TASK DETAILS |
Count how many lines contain "from" and reply with that number only.

THE RECORDS |
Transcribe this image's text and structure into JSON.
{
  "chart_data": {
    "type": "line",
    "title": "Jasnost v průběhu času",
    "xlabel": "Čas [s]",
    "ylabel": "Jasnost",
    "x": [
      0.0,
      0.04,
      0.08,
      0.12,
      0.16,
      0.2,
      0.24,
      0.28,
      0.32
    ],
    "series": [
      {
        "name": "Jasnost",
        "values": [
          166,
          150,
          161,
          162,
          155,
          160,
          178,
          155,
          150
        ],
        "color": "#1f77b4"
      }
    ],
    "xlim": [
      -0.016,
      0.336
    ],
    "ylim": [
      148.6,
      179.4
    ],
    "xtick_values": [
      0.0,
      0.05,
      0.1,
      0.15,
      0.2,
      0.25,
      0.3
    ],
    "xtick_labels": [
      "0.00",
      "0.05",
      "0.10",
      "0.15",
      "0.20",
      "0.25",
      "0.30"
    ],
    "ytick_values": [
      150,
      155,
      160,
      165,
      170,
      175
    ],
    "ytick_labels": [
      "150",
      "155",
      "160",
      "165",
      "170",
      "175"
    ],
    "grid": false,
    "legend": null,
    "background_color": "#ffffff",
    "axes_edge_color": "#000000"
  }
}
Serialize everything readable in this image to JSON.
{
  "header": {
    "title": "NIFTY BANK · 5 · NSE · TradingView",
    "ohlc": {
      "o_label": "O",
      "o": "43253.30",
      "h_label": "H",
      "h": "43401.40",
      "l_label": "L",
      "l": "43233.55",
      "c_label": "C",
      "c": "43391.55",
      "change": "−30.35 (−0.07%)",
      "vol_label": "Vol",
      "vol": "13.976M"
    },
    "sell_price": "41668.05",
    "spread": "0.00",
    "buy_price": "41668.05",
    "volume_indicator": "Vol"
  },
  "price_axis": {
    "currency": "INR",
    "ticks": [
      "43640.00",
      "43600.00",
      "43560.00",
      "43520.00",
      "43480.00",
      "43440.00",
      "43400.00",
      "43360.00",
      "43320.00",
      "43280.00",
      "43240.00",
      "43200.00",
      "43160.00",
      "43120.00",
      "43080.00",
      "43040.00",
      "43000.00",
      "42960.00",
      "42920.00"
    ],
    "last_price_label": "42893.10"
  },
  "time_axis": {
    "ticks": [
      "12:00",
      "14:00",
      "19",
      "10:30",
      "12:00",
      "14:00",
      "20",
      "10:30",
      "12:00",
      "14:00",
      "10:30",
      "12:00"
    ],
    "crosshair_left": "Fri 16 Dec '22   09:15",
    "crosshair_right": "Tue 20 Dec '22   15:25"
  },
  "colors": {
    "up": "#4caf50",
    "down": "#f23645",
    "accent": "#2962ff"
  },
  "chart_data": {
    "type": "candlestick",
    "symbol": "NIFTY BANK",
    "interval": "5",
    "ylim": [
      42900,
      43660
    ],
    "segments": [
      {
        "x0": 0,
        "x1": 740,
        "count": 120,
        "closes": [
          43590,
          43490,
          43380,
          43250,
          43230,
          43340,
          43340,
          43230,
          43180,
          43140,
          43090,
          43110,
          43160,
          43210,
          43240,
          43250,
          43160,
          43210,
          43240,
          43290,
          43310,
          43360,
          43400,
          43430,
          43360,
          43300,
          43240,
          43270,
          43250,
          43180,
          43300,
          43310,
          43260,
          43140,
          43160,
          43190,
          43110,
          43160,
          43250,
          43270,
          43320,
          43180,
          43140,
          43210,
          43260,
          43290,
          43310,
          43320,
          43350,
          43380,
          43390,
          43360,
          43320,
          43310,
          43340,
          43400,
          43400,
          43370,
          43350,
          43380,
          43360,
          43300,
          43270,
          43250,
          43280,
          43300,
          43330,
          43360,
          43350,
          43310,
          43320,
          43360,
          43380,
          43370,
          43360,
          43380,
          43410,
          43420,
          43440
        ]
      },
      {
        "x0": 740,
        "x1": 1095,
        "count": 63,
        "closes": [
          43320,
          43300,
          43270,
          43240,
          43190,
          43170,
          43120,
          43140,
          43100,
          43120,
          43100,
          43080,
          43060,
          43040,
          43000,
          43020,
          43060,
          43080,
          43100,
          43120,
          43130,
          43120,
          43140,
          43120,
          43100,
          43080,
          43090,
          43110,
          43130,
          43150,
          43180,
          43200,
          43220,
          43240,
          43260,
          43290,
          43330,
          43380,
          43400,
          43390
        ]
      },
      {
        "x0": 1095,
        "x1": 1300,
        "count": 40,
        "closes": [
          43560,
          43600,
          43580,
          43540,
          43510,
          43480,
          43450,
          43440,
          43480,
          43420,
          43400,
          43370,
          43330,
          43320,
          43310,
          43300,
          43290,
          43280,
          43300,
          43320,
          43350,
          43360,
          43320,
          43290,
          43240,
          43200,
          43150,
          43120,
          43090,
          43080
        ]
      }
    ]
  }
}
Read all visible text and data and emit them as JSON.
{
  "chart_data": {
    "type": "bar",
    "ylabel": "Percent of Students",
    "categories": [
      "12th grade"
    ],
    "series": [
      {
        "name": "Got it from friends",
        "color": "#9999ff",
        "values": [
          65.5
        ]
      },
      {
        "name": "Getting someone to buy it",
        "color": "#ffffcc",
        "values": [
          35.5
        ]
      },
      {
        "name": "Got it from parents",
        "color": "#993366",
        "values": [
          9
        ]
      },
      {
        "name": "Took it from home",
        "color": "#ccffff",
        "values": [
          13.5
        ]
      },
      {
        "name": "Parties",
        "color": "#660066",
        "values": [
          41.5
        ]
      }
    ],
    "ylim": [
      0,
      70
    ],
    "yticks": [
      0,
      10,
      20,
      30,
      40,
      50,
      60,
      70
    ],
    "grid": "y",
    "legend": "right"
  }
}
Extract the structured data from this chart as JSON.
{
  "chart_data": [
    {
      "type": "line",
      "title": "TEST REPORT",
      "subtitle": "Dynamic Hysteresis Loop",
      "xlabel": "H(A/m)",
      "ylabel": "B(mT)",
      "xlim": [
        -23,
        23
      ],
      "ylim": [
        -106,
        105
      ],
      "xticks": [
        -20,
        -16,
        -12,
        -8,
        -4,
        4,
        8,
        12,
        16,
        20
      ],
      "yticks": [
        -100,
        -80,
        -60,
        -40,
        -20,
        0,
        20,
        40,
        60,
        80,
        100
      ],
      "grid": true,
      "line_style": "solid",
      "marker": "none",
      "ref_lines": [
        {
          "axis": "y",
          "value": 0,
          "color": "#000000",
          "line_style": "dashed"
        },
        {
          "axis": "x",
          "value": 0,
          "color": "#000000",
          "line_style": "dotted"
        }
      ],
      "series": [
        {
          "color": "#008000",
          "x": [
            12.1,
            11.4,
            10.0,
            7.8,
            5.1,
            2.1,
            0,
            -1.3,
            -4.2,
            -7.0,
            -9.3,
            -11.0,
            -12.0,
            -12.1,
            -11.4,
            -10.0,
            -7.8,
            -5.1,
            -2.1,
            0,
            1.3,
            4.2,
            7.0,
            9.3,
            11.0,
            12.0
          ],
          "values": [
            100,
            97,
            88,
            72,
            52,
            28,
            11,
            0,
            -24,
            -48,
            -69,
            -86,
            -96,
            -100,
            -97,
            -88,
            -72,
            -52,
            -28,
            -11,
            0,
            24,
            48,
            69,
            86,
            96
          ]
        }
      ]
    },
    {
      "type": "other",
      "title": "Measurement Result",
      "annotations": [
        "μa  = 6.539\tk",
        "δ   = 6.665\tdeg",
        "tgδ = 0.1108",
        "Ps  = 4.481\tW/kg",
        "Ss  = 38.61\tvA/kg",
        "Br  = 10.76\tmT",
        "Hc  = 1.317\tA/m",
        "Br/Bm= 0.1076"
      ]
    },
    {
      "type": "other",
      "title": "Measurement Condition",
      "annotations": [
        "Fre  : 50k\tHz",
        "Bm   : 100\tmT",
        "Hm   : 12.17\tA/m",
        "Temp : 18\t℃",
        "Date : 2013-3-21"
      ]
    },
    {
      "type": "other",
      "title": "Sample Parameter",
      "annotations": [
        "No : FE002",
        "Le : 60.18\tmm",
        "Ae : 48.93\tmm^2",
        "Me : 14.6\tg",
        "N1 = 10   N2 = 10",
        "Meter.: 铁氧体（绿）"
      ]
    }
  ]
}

THE COMPLETED TASK |
4